◆ Written problem: Tell how many lines carry the word "adresi"; the reply is the number and nothing else.

-- BEGIN Data supplied --

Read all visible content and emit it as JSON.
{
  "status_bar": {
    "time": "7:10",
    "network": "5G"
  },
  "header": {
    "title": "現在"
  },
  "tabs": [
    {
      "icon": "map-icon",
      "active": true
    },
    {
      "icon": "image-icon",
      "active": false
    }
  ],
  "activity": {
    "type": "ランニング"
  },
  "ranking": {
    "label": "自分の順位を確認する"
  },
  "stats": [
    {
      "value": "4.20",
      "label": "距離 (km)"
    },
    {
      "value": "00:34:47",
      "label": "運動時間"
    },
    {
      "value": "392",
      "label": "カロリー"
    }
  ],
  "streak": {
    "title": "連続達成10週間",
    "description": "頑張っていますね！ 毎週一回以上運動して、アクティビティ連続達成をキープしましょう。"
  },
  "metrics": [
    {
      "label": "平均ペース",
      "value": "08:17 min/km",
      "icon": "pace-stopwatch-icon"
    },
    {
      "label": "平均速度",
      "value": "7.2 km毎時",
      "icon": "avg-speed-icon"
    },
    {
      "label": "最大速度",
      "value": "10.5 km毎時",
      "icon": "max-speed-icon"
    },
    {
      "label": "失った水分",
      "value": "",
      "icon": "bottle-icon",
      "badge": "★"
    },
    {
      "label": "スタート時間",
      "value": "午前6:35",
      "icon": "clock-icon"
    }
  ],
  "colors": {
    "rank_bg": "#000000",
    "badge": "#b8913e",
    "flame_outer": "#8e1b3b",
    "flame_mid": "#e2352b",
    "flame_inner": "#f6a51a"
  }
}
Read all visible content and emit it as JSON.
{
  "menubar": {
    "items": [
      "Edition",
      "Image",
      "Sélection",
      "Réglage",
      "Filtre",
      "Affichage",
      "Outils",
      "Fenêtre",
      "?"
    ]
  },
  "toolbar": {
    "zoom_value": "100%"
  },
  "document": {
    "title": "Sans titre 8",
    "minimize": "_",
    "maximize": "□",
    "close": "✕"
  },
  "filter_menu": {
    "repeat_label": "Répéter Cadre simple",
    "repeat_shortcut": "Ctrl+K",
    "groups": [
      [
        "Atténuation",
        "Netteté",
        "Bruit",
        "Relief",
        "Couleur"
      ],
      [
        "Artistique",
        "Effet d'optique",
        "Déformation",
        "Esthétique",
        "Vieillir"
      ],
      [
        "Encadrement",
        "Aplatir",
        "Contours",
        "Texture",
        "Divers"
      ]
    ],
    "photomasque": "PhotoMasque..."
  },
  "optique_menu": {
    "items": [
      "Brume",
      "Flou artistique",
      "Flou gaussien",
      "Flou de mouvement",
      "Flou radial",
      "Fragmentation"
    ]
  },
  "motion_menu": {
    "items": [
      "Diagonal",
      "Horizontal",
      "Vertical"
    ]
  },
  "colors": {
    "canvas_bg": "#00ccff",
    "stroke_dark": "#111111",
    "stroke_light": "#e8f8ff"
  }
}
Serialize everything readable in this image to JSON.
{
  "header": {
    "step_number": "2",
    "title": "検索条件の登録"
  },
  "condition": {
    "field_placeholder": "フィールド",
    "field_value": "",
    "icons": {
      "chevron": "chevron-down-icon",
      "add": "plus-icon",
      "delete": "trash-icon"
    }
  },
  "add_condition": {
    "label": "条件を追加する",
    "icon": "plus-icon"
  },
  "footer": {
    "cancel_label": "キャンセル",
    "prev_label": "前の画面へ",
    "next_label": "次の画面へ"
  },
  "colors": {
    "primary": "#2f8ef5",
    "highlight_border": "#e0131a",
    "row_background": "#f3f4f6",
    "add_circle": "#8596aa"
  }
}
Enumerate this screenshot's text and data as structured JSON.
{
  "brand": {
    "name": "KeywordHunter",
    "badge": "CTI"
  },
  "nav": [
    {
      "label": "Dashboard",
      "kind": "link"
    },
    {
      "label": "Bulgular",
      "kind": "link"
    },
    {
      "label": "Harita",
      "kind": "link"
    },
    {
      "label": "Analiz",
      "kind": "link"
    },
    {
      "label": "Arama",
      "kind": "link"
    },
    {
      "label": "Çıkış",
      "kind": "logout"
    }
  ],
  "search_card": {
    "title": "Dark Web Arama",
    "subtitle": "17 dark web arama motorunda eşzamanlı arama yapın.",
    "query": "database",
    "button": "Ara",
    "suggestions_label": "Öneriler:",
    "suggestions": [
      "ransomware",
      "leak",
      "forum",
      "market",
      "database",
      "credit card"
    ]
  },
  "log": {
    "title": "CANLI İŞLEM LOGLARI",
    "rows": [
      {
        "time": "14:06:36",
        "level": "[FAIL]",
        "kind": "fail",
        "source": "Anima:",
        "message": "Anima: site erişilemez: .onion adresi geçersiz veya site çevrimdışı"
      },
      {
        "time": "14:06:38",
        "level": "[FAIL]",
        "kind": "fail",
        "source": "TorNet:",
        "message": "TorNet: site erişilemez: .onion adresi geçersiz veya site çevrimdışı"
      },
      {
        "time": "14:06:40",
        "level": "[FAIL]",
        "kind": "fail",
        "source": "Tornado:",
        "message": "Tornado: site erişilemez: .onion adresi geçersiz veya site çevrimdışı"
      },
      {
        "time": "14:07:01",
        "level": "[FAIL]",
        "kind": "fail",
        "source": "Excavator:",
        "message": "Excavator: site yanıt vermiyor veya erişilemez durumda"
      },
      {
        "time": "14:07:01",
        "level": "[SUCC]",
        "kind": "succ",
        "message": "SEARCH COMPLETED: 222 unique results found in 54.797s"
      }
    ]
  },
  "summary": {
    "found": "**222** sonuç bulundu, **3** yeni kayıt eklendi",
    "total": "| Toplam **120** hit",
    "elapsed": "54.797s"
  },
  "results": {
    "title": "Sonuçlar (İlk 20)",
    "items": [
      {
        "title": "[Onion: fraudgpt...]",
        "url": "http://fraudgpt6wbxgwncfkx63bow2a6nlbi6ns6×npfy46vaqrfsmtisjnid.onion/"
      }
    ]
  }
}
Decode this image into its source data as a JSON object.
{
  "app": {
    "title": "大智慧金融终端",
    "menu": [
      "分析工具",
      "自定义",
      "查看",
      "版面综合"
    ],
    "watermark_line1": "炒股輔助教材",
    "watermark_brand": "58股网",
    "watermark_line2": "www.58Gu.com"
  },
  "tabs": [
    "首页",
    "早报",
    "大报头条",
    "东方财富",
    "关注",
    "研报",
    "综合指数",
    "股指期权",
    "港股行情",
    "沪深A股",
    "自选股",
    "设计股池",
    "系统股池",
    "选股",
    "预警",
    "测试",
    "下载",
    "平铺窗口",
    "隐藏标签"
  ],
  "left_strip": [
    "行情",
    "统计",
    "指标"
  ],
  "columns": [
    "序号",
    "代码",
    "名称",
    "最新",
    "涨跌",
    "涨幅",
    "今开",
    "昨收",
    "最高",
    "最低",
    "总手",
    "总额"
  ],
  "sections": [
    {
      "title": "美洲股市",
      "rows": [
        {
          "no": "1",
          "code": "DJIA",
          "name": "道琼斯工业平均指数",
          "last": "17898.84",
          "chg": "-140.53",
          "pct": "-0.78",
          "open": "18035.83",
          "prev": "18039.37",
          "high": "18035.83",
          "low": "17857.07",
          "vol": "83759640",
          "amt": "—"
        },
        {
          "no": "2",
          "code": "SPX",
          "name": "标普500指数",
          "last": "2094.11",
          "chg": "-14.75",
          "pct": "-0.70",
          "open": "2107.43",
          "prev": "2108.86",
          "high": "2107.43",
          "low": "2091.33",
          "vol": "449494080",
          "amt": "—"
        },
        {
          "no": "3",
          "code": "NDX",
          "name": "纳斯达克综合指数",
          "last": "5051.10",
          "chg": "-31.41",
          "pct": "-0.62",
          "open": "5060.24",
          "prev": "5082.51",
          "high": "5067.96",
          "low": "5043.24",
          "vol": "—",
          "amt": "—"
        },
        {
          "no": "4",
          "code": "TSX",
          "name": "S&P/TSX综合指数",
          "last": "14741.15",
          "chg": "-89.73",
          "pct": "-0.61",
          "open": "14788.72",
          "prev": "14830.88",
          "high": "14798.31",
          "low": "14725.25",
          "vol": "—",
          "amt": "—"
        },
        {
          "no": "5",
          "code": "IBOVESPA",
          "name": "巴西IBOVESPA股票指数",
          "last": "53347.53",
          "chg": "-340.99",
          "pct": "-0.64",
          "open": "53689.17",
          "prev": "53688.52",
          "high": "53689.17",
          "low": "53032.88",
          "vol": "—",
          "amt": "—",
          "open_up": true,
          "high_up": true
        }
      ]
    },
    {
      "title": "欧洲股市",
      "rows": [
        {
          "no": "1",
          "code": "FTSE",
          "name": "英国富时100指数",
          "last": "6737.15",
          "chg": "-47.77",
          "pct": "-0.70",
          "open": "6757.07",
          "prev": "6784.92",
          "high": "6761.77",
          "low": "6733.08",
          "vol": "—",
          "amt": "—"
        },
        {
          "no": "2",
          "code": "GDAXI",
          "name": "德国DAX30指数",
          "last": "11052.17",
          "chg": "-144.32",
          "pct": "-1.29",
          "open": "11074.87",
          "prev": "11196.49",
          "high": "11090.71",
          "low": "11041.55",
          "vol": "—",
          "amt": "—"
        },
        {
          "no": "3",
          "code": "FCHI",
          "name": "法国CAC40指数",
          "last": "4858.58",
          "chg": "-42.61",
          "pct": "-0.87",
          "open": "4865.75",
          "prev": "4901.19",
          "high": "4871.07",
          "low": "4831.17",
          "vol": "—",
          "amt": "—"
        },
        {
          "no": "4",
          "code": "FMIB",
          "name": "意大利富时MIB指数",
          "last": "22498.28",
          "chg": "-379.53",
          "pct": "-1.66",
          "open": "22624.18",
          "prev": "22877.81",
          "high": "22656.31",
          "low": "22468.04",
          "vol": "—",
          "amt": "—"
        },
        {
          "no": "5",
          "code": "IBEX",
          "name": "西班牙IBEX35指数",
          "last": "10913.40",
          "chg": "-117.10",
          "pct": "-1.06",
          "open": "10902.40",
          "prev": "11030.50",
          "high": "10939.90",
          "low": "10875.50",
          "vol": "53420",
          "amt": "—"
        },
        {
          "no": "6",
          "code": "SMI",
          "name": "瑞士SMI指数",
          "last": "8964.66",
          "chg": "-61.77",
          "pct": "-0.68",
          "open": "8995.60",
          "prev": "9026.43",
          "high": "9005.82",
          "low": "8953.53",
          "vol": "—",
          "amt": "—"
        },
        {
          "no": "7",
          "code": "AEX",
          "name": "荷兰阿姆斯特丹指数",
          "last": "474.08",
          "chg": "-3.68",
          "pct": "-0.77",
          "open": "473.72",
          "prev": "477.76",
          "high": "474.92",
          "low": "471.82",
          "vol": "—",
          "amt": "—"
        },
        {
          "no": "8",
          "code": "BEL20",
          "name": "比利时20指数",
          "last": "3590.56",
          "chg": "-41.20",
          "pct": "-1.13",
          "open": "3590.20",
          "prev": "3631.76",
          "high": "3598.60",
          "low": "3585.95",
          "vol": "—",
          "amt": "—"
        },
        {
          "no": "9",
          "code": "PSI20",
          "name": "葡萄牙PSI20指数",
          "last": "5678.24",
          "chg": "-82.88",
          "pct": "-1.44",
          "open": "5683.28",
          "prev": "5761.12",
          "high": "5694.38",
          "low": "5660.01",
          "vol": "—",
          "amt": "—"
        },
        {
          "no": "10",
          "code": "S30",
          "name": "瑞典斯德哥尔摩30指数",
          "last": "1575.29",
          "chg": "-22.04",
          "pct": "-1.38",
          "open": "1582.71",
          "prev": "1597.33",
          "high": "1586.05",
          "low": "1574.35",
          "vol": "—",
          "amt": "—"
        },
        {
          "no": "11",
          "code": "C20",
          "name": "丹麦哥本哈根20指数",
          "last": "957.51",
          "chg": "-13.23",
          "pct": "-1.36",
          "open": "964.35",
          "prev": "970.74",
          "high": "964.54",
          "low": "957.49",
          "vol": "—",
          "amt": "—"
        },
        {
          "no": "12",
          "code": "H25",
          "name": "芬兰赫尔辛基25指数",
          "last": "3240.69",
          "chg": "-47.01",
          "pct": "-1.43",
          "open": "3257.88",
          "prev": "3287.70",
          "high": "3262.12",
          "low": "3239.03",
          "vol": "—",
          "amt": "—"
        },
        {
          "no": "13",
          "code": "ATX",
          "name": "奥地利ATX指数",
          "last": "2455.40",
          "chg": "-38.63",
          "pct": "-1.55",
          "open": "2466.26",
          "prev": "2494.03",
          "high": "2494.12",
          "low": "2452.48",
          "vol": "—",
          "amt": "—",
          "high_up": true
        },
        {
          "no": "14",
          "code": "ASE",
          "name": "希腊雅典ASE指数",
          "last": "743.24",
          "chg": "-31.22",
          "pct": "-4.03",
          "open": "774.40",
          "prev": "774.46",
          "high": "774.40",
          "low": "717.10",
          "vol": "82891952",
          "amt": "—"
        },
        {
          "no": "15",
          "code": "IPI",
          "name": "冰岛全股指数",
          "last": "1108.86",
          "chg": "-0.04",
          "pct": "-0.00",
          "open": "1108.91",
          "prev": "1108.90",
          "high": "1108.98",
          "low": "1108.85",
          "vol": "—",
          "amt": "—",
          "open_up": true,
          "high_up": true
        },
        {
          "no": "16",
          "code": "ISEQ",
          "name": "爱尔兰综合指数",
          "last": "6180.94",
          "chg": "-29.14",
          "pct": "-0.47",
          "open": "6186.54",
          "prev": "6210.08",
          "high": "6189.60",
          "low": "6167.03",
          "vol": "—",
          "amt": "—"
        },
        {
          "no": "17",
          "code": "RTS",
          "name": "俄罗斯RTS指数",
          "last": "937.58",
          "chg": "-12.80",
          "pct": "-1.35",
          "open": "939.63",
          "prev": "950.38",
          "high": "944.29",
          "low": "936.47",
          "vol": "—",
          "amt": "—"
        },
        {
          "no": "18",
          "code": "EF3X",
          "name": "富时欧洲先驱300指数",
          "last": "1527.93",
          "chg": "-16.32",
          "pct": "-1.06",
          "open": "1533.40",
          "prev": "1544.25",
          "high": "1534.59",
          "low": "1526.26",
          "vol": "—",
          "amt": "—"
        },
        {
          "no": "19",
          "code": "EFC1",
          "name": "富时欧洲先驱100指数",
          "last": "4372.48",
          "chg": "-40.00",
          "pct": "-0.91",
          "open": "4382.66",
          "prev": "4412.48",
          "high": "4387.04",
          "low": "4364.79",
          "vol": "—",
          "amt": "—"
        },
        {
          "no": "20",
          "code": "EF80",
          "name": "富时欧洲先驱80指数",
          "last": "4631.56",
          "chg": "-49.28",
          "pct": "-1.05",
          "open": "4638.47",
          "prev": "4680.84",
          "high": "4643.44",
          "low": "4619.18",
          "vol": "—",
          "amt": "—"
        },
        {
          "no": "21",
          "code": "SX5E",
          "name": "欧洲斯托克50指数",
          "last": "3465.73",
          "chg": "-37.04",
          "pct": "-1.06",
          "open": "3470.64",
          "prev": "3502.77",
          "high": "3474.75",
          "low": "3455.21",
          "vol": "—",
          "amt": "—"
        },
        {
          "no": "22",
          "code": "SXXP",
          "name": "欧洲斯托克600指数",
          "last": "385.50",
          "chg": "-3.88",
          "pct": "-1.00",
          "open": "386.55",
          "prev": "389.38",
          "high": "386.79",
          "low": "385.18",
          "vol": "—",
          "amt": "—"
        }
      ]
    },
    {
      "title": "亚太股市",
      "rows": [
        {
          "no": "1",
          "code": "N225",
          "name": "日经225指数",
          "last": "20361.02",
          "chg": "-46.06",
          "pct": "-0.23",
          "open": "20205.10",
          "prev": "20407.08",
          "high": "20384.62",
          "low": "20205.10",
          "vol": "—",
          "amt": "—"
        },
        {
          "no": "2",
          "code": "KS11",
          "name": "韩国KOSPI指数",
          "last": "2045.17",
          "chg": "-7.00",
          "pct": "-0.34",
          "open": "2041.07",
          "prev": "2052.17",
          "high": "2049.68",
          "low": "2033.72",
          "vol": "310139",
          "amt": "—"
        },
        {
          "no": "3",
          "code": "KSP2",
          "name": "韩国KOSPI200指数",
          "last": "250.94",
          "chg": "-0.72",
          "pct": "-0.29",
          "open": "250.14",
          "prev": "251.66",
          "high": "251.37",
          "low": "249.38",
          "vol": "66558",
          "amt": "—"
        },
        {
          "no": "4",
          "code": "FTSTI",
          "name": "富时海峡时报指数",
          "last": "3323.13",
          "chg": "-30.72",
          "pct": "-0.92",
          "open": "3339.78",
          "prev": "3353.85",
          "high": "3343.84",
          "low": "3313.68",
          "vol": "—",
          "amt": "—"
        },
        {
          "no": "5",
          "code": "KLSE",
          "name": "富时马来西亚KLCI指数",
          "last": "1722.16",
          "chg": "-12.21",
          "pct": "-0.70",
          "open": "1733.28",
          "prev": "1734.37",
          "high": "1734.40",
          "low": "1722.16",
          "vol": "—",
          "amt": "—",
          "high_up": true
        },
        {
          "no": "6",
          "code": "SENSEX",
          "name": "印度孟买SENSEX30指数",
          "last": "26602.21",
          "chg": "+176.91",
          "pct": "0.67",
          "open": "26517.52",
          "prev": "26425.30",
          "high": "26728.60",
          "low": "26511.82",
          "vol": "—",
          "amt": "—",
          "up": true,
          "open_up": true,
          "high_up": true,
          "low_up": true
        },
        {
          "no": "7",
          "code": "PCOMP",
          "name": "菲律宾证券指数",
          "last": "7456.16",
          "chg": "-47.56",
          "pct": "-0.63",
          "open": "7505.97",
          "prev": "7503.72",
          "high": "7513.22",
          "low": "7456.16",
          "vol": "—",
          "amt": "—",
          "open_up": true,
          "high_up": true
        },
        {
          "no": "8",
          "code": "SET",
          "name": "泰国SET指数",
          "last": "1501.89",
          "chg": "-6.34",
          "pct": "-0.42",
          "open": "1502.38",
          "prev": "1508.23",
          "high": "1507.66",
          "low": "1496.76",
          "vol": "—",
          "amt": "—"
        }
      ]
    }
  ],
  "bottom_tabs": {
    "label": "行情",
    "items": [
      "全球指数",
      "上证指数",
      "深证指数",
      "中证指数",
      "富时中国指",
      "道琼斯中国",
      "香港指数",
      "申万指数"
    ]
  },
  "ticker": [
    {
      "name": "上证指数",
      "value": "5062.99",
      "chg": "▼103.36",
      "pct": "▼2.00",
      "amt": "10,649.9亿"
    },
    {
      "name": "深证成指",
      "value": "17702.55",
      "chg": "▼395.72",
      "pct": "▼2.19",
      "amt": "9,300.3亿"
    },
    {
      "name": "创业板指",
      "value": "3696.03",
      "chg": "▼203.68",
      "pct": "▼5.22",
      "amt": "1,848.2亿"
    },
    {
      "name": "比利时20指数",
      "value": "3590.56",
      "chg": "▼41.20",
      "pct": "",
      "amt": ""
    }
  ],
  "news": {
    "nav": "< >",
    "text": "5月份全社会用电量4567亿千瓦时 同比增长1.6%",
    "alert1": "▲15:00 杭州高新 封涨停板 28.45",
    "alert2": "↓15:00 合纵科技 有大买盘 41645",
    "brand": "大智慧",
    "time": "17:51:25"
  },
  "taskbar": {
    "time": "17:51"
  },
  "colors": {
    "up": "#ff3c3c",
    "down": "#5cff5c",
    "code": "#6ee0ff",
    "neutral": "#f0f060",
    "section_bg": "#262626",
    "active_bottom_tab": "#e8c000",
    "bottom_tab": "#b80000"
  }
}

-- END Data supplied --

◆ Output for this exercise: 3